_Instructions to follow_
Filter the entries below, keeping every line that has the word "出口温度".

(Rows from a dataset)

★ ★ ★

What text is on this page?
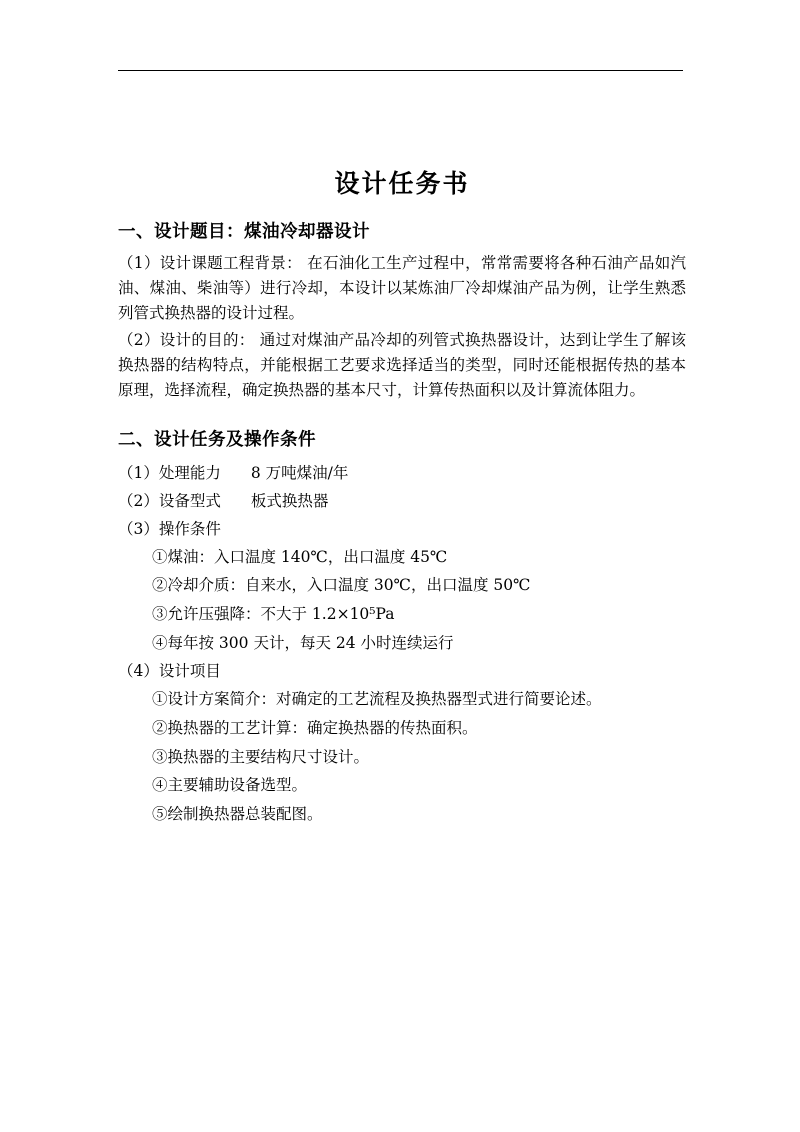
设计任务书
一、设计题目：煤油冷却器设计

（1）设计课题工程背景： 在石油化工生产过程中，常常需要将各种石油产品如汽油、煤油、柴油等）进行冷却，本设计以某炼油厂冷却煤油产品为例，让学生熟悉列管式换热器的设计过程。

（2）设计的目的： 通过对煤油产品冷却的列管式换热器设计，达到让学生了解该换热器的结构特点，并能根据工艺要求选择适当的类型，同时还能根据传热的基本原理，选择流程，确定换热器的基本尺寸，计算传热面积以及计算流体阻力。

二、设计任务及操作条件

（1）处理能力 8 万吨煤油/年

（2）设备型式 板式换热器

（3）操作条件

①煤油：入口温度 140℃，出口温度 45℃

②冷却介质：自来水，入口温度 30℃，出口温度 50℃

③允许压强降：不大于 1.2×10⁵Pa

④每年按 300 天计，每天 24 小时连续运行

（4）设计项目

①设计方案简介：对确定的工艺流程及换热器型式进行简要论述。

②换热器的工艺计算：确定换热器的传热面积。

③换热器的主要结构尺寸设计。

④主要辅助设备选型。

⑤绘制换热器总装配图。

★ ★ ★

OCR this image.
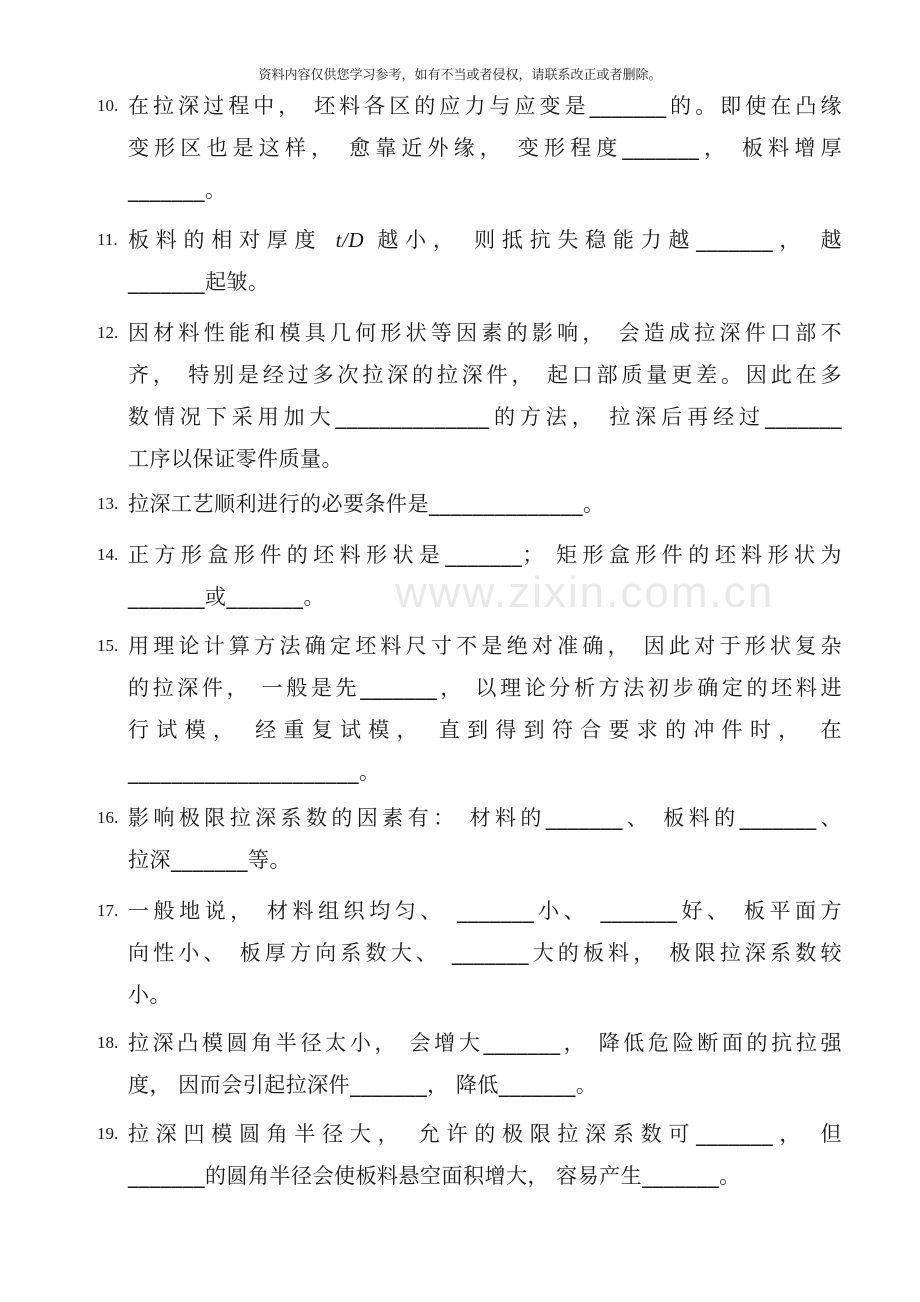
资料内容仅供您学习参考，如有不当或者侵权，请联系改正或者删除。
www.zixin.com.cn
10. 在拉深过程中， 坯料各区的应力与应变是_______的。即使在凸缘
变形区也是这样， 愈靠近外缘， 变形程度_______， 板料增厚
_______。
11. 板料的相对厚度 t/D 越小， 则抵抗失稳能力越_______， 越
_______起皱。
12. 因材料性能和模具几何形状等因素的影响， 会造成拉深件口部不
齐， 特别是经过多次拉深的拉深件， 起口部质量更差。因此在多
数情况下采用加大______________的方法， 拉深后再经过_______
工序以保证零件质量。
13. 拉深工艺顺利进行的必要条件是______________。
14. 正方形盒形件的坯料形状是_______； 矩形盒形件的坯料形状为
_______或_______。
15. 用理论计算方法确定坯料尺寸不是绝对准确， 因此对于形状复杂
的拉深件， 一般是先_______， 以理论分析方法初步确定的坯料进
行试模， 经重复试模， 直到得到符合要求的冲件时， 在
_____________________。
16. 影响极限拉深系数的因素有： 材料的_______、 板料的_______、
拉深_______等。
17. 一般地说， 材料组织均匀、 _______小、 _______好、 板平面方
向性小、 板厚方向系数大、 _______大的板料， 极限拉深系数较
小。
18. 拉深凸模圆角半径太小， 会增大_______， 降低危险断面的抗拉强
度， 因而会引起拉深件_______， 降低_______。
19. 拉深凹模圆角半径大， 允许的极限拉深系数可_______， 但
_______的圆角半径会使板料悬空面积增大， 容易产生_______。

★ ★ ★

_Reply_
①煤油：入口温度 140℃，出口温度 45℃
②冷却介质：自来水，入口温度 30℃，出口温度 50℃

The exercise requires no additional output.